Your task is to give the data again, exactly, with every line intact.

──────── Data provided

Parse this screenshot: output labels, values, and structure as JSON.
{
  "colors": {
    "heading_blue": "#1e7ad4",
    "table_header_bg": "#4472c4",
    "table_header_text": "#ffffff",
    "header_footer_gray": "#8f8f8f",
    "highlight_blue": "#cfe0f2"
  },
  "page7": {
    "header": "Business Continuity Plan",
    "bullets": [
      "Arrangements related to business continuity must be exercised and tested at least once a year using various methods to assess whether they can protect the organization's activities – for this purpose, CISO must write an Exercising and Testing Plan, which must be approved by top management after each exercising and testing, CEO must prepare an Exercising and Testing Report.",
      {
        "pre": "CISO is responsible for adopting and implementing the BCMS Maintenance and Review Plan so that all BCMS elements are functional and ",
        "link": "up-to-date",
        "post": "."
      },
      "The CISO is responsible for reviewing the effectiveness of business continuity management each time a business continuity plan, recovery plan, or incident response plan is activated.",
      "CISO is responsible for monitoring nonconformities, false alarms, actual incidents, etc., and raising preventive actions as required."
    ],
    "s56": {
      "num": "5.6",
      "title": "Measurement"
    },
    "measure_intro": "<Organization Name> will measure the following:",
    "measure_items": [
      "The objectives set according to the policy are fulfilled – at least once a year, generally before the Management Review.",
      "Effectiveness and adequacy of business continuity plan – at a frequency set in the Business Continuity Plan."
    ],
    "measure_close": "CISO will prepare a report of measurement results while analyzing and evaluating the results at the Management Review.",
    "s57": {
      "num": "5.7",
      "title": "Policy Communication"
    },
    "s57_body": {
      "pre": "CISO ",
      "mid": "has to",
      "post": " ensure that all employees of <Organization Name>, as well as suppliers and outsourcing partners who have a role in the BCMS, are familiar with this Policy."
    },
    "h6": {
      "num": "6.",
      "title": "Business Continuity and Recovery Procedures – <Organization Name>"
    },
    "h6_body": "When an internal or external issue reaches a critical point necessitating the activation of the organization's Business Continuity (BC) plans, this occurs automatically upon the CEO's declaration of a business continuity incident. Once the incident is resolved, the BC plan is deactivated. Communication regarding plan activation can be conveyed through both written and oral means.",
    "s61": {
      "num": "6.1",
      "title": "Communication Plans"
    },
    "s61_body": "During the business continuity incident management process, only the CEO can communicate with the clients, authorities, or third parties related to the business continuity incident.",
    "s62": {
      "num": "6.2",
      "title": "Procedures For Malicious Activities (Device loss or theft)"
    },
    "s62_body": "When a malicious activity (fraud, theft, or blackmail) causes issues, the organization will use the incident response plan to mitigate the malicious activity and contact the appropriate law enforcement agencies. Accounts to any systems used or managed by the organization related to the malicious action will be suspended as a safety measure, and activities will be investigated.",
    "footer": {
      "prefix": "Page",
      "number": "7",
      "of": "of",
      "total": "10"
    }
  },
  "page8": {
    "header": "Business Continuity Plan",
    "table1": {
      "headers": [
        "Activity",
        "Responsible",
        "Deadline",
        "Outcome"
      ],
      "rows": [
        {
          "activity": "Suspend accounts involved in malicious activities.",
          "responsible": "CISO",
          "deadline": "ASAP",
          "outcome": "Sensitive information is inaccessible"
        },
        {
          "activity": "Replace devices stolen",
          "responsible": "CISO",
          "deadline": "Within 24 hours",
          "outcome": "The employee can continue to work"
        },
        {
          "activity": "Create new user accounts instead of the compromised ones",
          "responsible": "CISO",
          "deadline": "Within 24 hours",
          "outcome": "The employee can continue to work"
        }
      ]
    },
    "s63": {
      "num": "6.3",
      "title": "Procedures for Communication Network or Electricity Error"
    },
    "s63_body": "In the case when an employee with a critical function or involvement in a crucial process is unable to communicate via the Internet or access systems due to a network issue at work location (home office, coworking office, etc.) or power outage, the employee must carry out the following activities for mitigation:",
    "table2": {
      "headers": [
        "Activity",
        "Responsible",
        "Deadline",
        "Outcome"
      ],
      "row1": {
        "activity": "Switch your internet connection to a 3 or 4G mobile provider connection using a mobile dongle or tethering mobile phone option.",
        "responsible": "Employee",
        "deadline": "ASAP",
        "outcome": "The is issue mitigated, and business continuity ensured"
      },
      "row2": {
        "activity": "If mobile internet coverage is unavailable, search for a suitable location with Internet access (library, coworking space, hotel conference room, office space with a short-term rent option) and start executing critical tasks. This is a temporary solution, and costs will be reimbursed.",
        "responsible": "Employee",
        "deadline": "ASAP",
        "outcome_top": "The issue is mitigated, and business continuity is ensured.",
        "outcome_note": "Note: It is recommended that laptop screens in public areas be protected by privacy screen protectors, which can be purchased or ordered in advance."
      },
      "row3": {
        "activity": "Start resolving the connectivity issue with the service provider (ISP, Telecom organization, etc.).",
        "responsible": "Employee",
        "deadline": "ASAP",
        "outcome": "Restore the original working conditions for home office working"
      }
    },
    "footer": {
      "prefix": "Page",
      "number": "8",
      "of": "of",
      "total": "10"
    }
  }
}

────────────────

### In response
Parse this screenshot: output labels, values, and structure as JSON.
{
  "colors": {
    "heading_blue": "#1e7ad4",
    "table_header_bg": "#4472c4",
    "table_header_text": "#ffffff",
    "header_footer_gray": "#8f8f8f",
    "highlight_blue": "#cfe0f2"
  },
  "page7": {
    "header": "Business Continuity Plan",
    "bullets": [
      "Arrangements related to business continuity must be exercised and tested at least once a year using various methods to assess whether they can protect the organization's activities – for this purpose, CISO must write an Exercising and Testing Plan, which must be approved by top management after each exercising and testing, CEO must prepare an Exercising and Testing Report.",
      {
        "pre": "CISO is responsible for adopting and implementing the BCMS Maintenance and Review Plan so that all BCMS elements are functional and ",
        "link": "up-to-date",
        "post": "."
      },
      "The CISO is responsible for reviewing the effectiveness of business continuity management each time a business continuity plan, recovery plan, or incident response plan is activated.",
      "CISO is responsible for monitoring nonconformities, false alarms, actual incidents, etc., and raising preventive actions as required."
    ],
    "s56": {
      "num": "5.6",
      "title": "Measurement"
    },
    "measure_intro": "<Organization Name> will measure the following:",
    "measure_items": [
      "The objectives set according to the policy are fulfilled – at least once a year, generally before the Management Review.",
      "Effectiveness and adequacy of business continuity plan – at a frequency set in the Business Continuity Plan."
    ],
    "measure_close": "CISO will prepare a report of measurement results while analyzing and evaluating the results at the Management Review.",
    "s57": {
      "num": "5.7",
      "title": "Policy Communication"
    },
    "s57_body": {
      "pre": "CISO ",
      "mid": "has to",
      "post": " ensure that all employees of <Organization Name>, as well as suppliers and outsourcing partners who have a role in the BCMS, are familiar with this Policy."
    },
    "h6": {
      "num": "6.",
      "title": "Business Continuity and Recovery Procedures – <Organization Name>"
    },
    "h6_body": "When an internal or external issue reaches a critical point necessitating the activation of the organization's Business Continuity (BC) plans, this occurs automatically upon the CEO's declaration of a business continuity incident. Once the incident is resolved, the BC plan is deactivated. Communication regarding plan activation can be conveyed through both written and oral means.",
    "s61": {
      "num": "6.1",
      "title": "Communication Plans"
    },
    "s61_body": "During the business continuity incident management process, only the CEO can communicate with the clients, authorities, or third parties related to the business continuity incident.",
    "s62": {
      "num": "6.2",
      "title": "Procedures For Malicious Activities (Device loss or theft)"
    },
    "s62_body": "When a malicious activity (fraud, theft, or blackmail) causes issues, the organization will use the incident response plan to mitigate the malicious activity and contact the appropriate law enforcement agencies. Accounts to any systems used or managed by the organization related to the malicious action will be suspended as a safety measure, and activities will be investigated.",
    "footer": {
      "prefix": "Page",
      "number": "7",
      "of": "of",
      "total": "10"
    }
  },
  "page8": {
    "header": "Business Continuity Plan",
    "table1": {
      "headers": [
        "Activity",
        "Responsible",
        "Deadline",
        "Outcome"
      ],
      "rows": [
        {
          "activity": "Suspend accounts involved in malicious activities.",
          "responsible": "CISO",
          "deadline": "ASAP",
          "outcome": "Sensitive information is inaccessible"
        },
        {
          "activity": "Replace devices stolen",
          "responsible": "CISO",
          "deadline": "Within 24 hours",
          "outcome": "The employee can continue to work"
        },
        {
          "activity": "Create new user accounts instead of the compromised ones",
          "responsible": "CISO",
          "deadline": "Within 24 hours",
          "outcome": "The employee can continue to work"
        }
      ]
    },
    "s63": {
      "num": "6.3",
      "title": "Procedures for Communication Network or Electricity Error"
    },
    "s63_body": "In the case when an employee with a critical function or involvement in a crucial process is unable to communicate via the Internet or access systems due to a network issue at work location (home office, coworking office, etc.) or power outage, the employee must carry out the following activities for mitigation:",
    "table2": {
      "headers": [
        "Activity",
        "Responsible",
        "Deadline",
        "Outcome"
      ],
      "row1": {
        "activity": "Switch your internet connection to a 3 or 4G mobile provider connection using a mobile dongle or tethering mobile phone option.",
        "responsible": "Employee",
        "deadline": "ASAP",
        "outcome": "The is issue mitigated, and business continuity ensured"
      },
      "row2": {
        "activity": "If mobile internet coverage is unavailable, search for a suitable location with Internet access (library, coworking space, hotel conference room, office space with a short-term rent option) and start executing critical tasks. This is a temporary solution, and costs will be reimbursed.",
        "responsible": "Employee",
        "deadline": "ASAP",
        "outcome_top": "The issue is mitigated, and business continuity is ensured.",
        "outcome_note": "Note: It is recommended that laptop screens in public areas be protected by privacy screen protectors, which can be purchased or ordered in advance."
      },
      "row3": {
        "activity": "Start resolving the connectivity issue with the service provider (ISP, Telecom organization, etc.).",
        "responsible": "Employee",
        "deadline": "ASAP",
        "outcome": "Restore the original working conditions for home office working"
      }
    },
    "footer": {
      "prefix": "Page",
      "number": "8",
      "of": "of",
      "total": "10"
    }
  }
}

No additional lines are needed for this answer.